## [THE TASK]
Retype each of the items below character for character, leaving every line unchanged.

::: GIVEN RECORDS :::

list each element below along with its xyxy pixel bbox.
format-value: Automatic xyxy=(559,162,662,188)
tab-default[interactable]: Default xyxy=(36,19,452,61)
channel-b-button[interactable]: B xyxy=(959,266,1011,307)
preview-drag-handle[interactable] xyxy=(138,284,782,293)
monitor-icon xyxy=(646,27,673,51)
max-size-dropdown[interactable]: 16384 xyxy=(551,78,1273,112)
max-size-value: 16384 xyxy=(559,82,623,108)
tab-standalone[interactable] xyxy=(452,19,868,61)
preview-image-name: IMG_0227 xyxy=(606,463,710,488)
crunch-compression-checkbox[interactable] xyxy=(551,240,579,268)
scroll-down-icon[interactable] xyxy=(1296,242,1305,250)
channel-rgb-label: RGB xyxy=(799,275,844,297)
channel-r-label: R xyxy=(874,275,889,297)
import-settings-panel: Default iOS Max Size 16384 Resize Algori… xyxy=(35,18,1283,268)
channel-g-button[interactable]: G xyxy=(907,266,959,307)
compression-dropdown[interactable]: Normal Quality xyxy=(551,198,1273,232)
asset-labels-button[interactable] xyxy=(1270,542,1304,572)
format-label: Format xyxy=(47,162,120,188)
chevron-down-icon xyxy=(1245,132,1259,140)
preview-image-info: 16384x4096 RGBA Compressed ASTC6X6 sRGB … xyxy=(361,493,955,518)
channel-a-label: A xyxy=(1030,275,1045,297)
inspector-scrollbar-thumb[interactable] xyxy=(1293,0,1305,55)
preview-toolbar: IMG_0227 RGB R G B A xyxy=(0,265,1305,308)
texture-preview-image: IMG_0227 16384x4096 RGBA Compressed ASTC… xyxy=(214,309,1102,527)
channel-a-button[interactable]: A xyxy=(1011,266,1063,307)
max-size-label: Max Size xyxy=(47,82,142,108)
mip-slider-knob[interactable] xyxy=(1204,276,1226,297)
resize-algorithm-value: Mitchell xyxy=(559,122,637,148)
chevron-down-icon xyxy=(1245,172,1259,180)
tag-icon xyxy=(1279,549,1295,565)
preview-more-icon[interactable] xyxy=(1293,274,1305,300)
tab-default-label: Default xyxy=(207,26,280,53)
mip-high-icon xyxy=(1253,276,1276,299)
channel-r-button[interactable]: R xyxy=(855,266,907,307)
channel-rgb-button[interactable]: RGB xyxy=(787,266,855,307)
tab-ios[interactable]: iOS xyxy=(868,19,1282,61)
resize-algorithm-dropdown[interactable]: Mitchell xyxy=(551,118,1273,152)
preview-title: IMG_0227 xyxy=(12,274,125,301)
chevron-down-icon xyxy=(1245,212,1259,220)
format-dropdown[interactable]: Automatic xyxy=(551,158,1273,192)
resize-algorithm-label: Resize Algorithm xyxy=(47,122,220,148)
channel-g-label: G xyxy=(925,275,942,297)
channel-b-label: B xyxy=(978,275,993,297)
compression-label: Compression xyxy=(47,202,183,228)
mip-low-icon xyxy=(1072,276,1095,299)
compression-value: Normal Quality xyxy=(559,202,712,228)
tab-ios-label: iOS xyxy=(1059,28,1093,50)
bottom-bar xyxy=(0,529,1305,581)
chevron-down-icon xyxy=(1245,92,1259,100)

:::

## [REPLY TO THE TASK]
list each element below along with its xyxy pixel bbox.
format-value: Automatic xyxy=(559,162,662,188)
tab-default[interactable]: Default xyxy=(36,19,452,61)
channel-b-button[interactable]: B xyxy=(959,266,1011,307)
preview-drag-handle[interactable] xyxy=(138,284,782,293)
monitor-icon xyxy=(646,27,673,51)
max-size-dropdown[interactable]: 16384 xyxy=(551,78,1273,112)
max-size-value: 16384 xyxy=(559,82,623,108)
tab-standalone[interactable] xyxy=(452,19,868,61)
preview-image-name: IMG_0227 xyxy=(606,463,710,488)
crunch-compression-checkbox[interactable] xyxy=(551,240,579,268)
scroll-down-icon[interactable] xyxy=(1296,242,1305,250)
channel-rgb-label: RGB xyxy=(799,275,844,297)
channel-r-label: R xyxy=(874,275,889,297)
import-settings-panel: Default iOS Max Size 16384 Resize Algori… xyxy=(35,18,1283,268)
channel-g-button[interactable]: G xyxy=(907,266,959,307)
compression-dropdown[interactable]: Normal Quality xyxy=(551,198,1273,232)
asset-labels-button[interactable] xyxy=(1270,542,1304,572)
format-label: Format xyxy=(47,162,120,188)
chevron-down-icon xyxy=(1245,132,1259,140)
preview-image-info: 16384x4096 RGBA Compressed ASTC6X6 sRGB … xyxy=(361,493,955,518)
channel-a-label: A xyxy=(1030,275,1045,297)
inspector-scrollbar-thumb[interactable] xyxy=(1293,0,1305,55)
preview-toolbar: IMG_0227 RGB R G B A xyxy=(0,265,1305,308)
texture-preview-image: IMG_0227 16384x4096 RGBA Compressed ASTC… xyxy=(214,309,1102,527)
channel-a-button[interactable]: A xyxy=(1011,266,1063,307)
max-size-label: Max Size xyxy=(47,82,142,108)
mip-slider-knob[interactable] xyxy=(1204,276,1226,297)
resize-algorithm-value: Mitchell xyxy=(559,122,637,148)
chevron-down-icon xyxy=(1245,172,1259,180)
tag-icon xyxy=(1279,549,1295,565)
preview-more-icon[interactable] xyxy=(1293,274,1305,300)
tab-default-label: Default xyxy=(207,26,280,53)
mip-high-icon xyxy=(1253,276,1276,299)
channel-r-button[interactable]: R xyxy=(855,266,907,307)
channel-rgb-button[interactable]: RGB xyxy=(787,266,855,307)
tab-ios[interactable]: iOS xyxy=(868,19,1282,61)
resize-algorithm-dropdown[interactable]: Mitchell xyxy=(551,118,1273,152)
preview-title: IMG_0227 xyxy=(12,274,125,301)
chevron-down-icon xyxy=(1245,212,1259,220)
format-dropdown[interactable]: Automatic xyxy=(551,158,1273,192)
resize-algorithm-label: Resize Algorithm xyxy=(47,122,220,148)
channel-g-label: G xyxy=(925,275,942,297)
channel-b-label: B xyxy=(978,275,993,297)
compression-label: Compression xyxy=(47,202,183,228)
mip-low-icon xyxy=(1072,276,1095,299)
compression-value: Normal Quality xyxy=(559,202,712,228)
tab-ios-label: iOS xyxy=(1059,28,1093,50)
bottom-bar xyxy=(0,529,1305,581)
chevron-down-icon xyxy=(1245,92,1259,100)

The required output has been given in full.